[Dataset records]
* begin *

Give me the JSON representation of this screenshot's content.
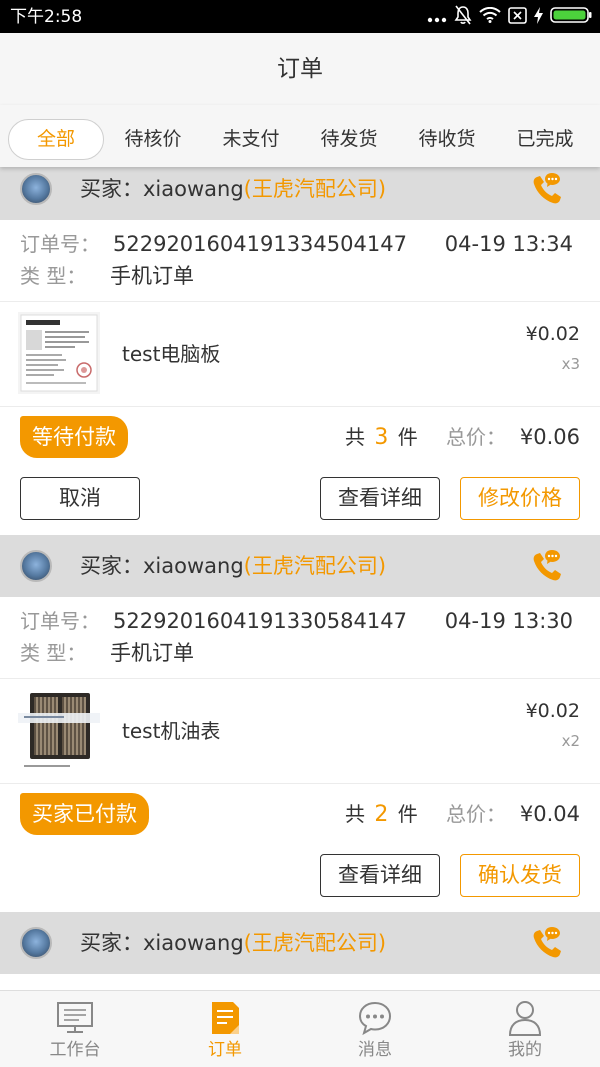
{
  "status_bar": {
    "time": "下午2:58"
  },
  "header": {
    "title": "订单"
  },
  "tabs": [
    {
      "label": "全部",
      "active": true
    },
    {
      "label": "待核价"
    },
    {
      "label": "未支付"
    },
    {
      "label": "待发货"
    },
    {
      "label": "待收货"
    },
    {
      "label": "已完成"
    }
  ],
  "orders": [
    {
      "buyer": {
        "prefix": "买家：",
        "name": "xiaowang",
        "company": "(王虎汽配公司)"
      },
      "order_no_label": "订单号：",
      "order_no": "5229201604191334504147",
      "time": "04-19 13:34",
      "type_label": "类 型：",
      "type": "手机订单",
      "product": {
        "name": "test电脑板",
        "price": "¥0.02",
        "qty": "x3"
      },
      "status": "等待付款",
      "summary": {
        "count_prefix": "共",
        "count": "3",
        "count_suffix": "件",
        "total_label": "总价：",
        "total": "¥0.06"
      },
      "buttons": [
        {
          "label": "取消"
        },
        {
          "label": "查看详细"
        },
        {
          "label": "修改价格"
        }
      ]
    },
    {
      "buyer": {
        "prefix": "买家：",
        "name": "xiaowang",
        "company": "(王虎汽配公司)"
      },
      "order_no_label": "订单号：",
      "order_no": "5229201604191330584147",
      "time": "04-19 13:30",
      "type_label": "类 型：",
      "type": "手机订单",
      "product": {
        "name": "test机油表",
        "price": "¥0.02",
        "qty": "x2"
      },
      "status": "买家已付款",
      "summary": {
        "count_prefix": "共",
        "count": "2",
        "count_suffix": "件",
        "total_label": "总价：",
        "total": "¥0.04"
      },
      "buttons": [
        {
          "label": "查看详细"
        },
        {
          "label": "确认发货"
        }
      ]
    },
    {
      "buyer": {
        "prefix": "买家：",
        "name": "xiaowang",
        "company": "(王虎汽配公司)"
      }
    }
  ],
  "bottom_nav": [
    {
      "label": "工作台",
      "icon": "monitor-icon"
    },
    {
      "label": "订单",
      "icon": "order-document-icon",
      "active": true
    },
    {
      "label": "消息",
      "icon": "message-bubble-icon"
    },
    {
      "label": "我的",
      "icon": "person-icon"
    }
  ],
  "colors": {
    "accent": "#F39800",
    "buyer_row_bg": "#DCDCDC",
    "status_bar_bg": "#000000"
  }
}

* end *

Job:
Strip out the images, then output the records above word for word.

Reply:
Give me the JSON representation of this screenshot's content.
{
  "status_bar": {
    "time": "下午2:58"
  },
  "header": {
    "title": "订单"
  },
  "tabs": [
    {
      "label": "全部",
      "active": true
    },
    {
      "label": "待核价"
    },
    {
      "label": "未支付"
    },
    {
      "label": "待发货"
    },
    {
      "label": "待收货"
    },
    {
      "label": "已完成"
    }
  ],
  "orders": [
    {
      "buyer": {
        "prefix": "买家：",
        "name": "xiaowang",
        "company": "(王虎汽配公司)"
      },
      "order_no_label": "订单号：",
      "order_no": "5229201604191334504147",
      "time": "04-19 13:34",
      "type_label": "类 型：",
      "type": "手机订单",
      "product": {
        "name": "test电脑板",
        "price": "¥0.02",
        "qty": "x3"
      },
      "status": "等待付款",
      "summary": {
        "count_prefix": "共",
        "count": "3",
        "count_suffix": "件",
        "total_label": "总价：",
        "total": "¥0.06"
      },
      "buttons": [
        {
          "label": "取消"
        },
        {
          "label": "查看详细"
        },
        {
          "label": "修改价格"
        }
      ]
    },
    {
      "buyer": {
        "prefix": "买家：",
        "name": "xiaowang",
        "company": "(王虎汽配公司)"
      },
      "order_no_label": "订单号：",
      "order_no": "5229201604191330584147",
      "time": "04-19 13:30",
      "type_label": "类 型：",
      "type": "手机订单",
      "product": {
        "name": "test机油表",
        "price": "¥0.02",
        "qty": "x2"
      },
      "status": "买家已付款",
      "summary": {
        "count_prefix": "共",
        "count": "2",
        "count_suffix": "件",
        "total_label": "总价：",
        "total": "¥0.04"
      },
      "buttons": [
        {
          "label": "查看详细"
        },
        {
          "label": "确认发货"
        }
      ]
    },
    {
      "buyer": {
        "prefix": "买家：",
        "name": "xiaowang",
        "company": "(王虎汽配公司)"
      }
    }
  ],
  "bottom_nav": [
    {
      "label": "工作台",
      "icon": "monitor-icon"
    },
    {
      "label": "订单",
      "icon": "order-document-icon",
      "active": true
    },
    {
      "label": "消息",
      "icon": "message-bubble-icon"
    },
    {
      "label": "我的",
      "icon": "person-icon"
    }
  ],
  "colors": {
    "accent": "#F39800",
    "buyer_row_bg": "#DCDCDC",
    "status_bar_bg": "#000000"
  }
}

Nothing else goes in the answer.